---------- Data provided ----------

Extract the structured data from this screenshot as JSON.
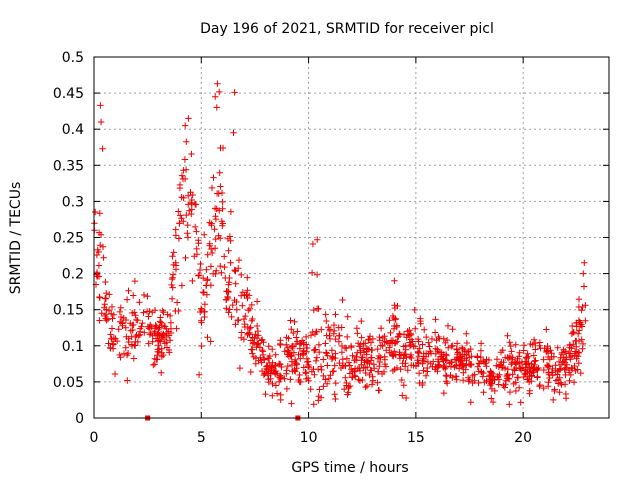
{
  "chart_data": {
    "type": "scatter",
    "title": "Day 196 of 2021, SRMTID for receiver picl",
    "xlabel": "GPS time / hours",
    "ylabel": "SRMTID / TECUs",
    "xlim": [
      0,
      24
    ],
    "ylim": [
      0,
      0.5
    ],
    "xticks": [
      0,
      5,
      10,
      15,
      20
    ],
    "xtick_labels": [
      "0",
      "5",
      "10",
      "15",
      "20"
    ],
    "yticks": [
      0,
      0.05,
      0.1,
      0.15,
      0.2,
      0.25,
      0.3,
      0.35,
      0.4,
      0.45,
      0.5
    ],
    "ytick_labels": [
      "0",
      "0.05",
      "0.1",
      "0.15",
      "0.2",
      "0.25",
      "0.3",
      "0.35",
      "0.4",
      "0.45",
      "0.5"
    ],
    "grid": true,
    "marker": "plus",
    "color": "#ee0000",
    "series": [
      {
        "name": "SRMTID",
        "envelope": {
          "x": [
            0,
            0.3,
            0.6,
            1,
            1.5,
            2,
            2.5,
            3,
            3.5,
            4,
            4.3,
            4.7,
            5,
            5.5,
            5.8,
            6.3,
            6.8,
            7.5,
            8,
            8.5,
            9,
            9.5,
            10,
            10.5,
            11,
            12,
            13,
            14,
            15,
            16,
            17,
            18,
            18.5,
            19,
            20,
            21,
            21.5,
            22,
            22.5,
            22.9
          ],
          "center": [
            0.24,
            0.2,
            0.14,
            0.12,
            0.12,
            0.12,
            0.13,
            0.11,
            0.12,
            0.26,
            0.33,
            0.26,
            0.15,
            0.24,
            0.31,
            0.2,
            0.15,
            0.11,
            0.07,
            0.06,
            0.08,
            0.09,
            0.08,
            0.1,
            0.09,
            0.08,
            0.08,
            0.1,
            0.09,
            0.08,
            0.08,
            0.08,
            0.05,
            0.07,
            0.07,
            0.08,
            0.06,
            0.07,
            0.1,
            0.16
          ],
          "spread": [
            0.05,
            0.08,
            0.04,
            0.04,
            0.04,
            0.05,
            0.04,
            0.03,
            0.05,
            0.09,
            0.07,
            0.07,
            0.07,
            0.1,
            0.1,
            0.08,
            0.05,
            0.04,
            0.03,
            0.03,
            0.04,
            0.04,
            0.05,
            0.08,
            0.05,
            0.04,
            0.04,
            0.05,
            0.04,
            0.03,
            0.03,
            0.03,
            0.02,
            0.03,
            0.03,
            0.03,
            0.03,
            0.03,
            0.04,
            0.05
          ]
        },
        "points_per_hour": 56,
        "seed": 196,
        "peaks": [
          {
            "x": 0.3,
            "y": 0.433
          },
          {
            "x": 0.33,
            "y": 0.41
          },
          {
            "x": 0.4,
            "y": 0.373
          },
          {
            "x": 5.75,
            "y": 0.463
          },
          {
            "x": 5.65,
            "y": 0.445
          },
          {
            "x": 6.55,
            "y": 0.451
          },
          {
            "x": 6.5,
            "y": 0.395
          },
          {
            "x": 4.4,
            "y": 0.415
          },
          {
            "x": 4.25,
            "y": 0.405
          },
          {
            "x": 10.4,
            "y": 0.247
          },
          {
            "x": 10.2,
            "y": 0.241
          },
          {
            "x": 14.0,
            "y": 0.19
          },
          {
            "x": 22.85,
            "y": 0.215
          },
          {
            "x": 22.8,
            "y": 0.2
          },
          {
            "x": 1.55,
            "y": 0.052
          },
          {
            "x": 8.7,
            "y": 0.025
          },
          {
            "x": 9.2,
            "y": 0.02
          },
          {
            "x": 18.6,
            "y": 0.022
          },
          {
            "x": 21.4,
            "y": 0.025
          },
          {
            "x": 4.9,
            "y": 0.06
          }
        ]
      }
    ],
    "zero_markers": [
      {
        "x": 2.5,
        "y": 0
      },
      {
        "x": 9.5,
        "y": 0
      }
    ]
  }
}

----------

**Request:** Choose all lines containing the string "SRMTID" and copy them out.

**Answer to the task:**
    "title": "Day 196 of 2021, SRMTID for receiver picl",
    "ylabel": "SRMTID / TECUs",
        "name": "SRMTID",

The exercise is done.